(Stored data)
--------------------------------------------------
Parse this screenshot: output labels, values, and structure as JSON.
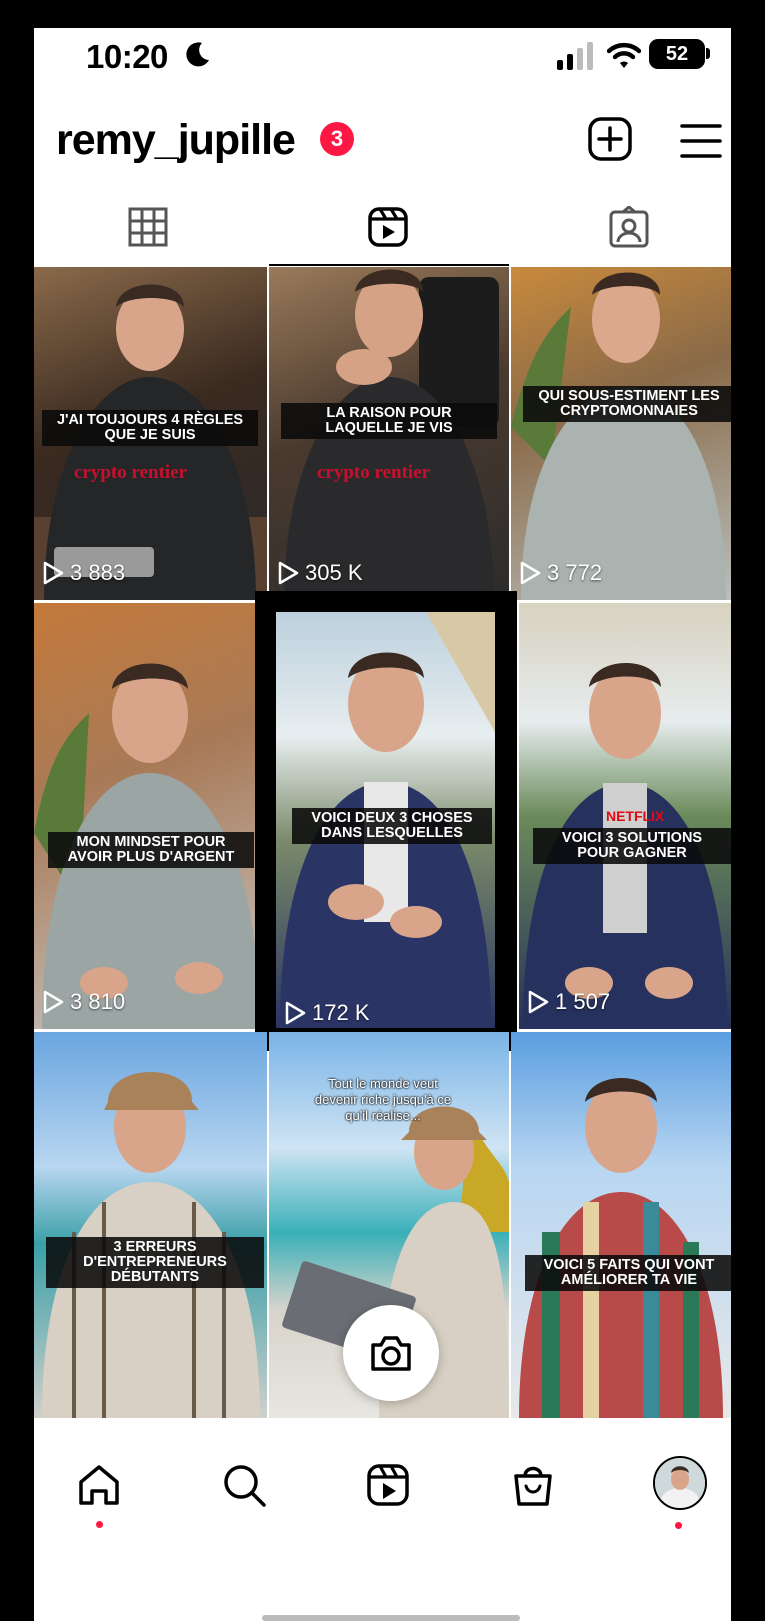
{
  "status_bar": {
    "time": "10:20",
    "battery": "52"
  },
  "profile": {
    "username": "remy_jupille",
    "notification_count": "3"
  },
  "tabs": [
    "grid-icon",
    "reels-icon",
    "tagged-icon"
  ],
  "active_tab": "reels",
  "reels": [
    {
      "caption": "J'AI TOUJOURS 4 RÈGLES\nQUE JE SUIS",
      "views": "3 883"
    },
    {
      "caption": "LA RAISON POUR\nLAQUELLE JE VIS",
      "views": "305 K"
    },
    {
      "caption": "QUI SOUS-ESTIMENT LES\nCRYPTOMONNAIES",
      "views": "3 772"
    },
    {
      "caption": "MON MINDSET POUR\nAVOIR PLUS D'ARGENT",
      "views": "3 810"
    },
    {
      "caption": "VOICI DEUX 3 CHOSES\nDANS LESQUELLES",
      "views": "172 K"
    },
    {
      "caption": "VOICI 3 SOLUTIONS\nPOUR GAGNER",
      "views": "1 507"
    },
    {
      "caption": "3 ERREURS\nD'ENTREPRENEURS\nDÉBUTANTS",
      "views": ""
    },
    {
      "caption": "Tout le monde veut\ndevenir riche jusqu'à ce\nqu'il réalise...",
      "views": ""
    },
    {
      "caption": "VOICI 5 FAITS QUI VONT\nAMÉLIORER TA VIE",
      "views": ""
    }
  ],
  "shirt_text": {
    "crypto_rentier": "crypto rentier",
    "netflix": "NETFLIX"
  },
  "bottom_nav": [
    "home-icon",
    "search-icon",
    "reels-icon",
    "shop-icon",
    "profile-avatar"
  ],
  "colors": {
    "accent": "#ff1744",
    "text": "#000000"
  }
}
--------------------------------------------------
__TASK DIRECTIONS__. Transcribe the complete set of entries verbatim. No pictures belong in the copy.

__RESPONSE TO THE TASK__.
Parse this screenshot: output labels, values, and structure as JSON.
{
  "status_bar": {
    "time": "10:20",
    "battery": "52"
  },
  "profile": {
    "username": "remy_jupille",
    "notification_count": "3"
  },
  "tabs": [
    "grid-icon",
    "reels-icon",
    "tagged-icon"
  ],
  "active_tab": "reels",
  "reels": [
    {
      "caption": "J'AI TOUJOURS 4 RÈGLES\nQUE JE SUIS",
      "views": "3 883"
    },
    {
      "caption": "LA RAISON POUR\nLAQUELLE JE VIS",
      "views": "305 K"
    },
    {
      "caption": "QUI SOUS-ESTIMENT LES\nCRYPTOMONNAIES",
      "views": "3 772"
    },
    {
      "caption": "MON MINDSET POUR\nAVOIR PLUS D'ARGENT",
      "views": "3 810"
    },
    {
      "caption": "VOICI DEUX 3 CHOSES\nDANS LESQUELLES",
      "views": "172 K"
    },
    {
      "caption": "VOICI 3 SOLUTIONS\nPOUR GAGNER",
      "views": "1 507"
    },
    {
      "caption": "3 ERREURS\nD'ENTREPRENEURS\nDÉBUTANTS",
      "views": ""
    },
    {
      "caption": "Tout le monde veut\ndevenir riche jusqu'à ce\nqu'il réalise...",
      "views": ""
    },
    {
      "caption": "VOICI 5 FAITS QUI VONT\nAMÉLIORER TA VIE",
      "views": ""
    }
  ],
  "shirt_text": {
    "crypto_rentier": "crypto rentier",
    "netflix": "NETFLIX"
  },
  "bottom_nav": [
    "home-icon",
    "search-icon",
    "reels-icon",
    "shop-icon",
    "profile-avatar"
  ],
  "colors": {
    "accent": "#ff1744",
    "text": "#000000"
  }
}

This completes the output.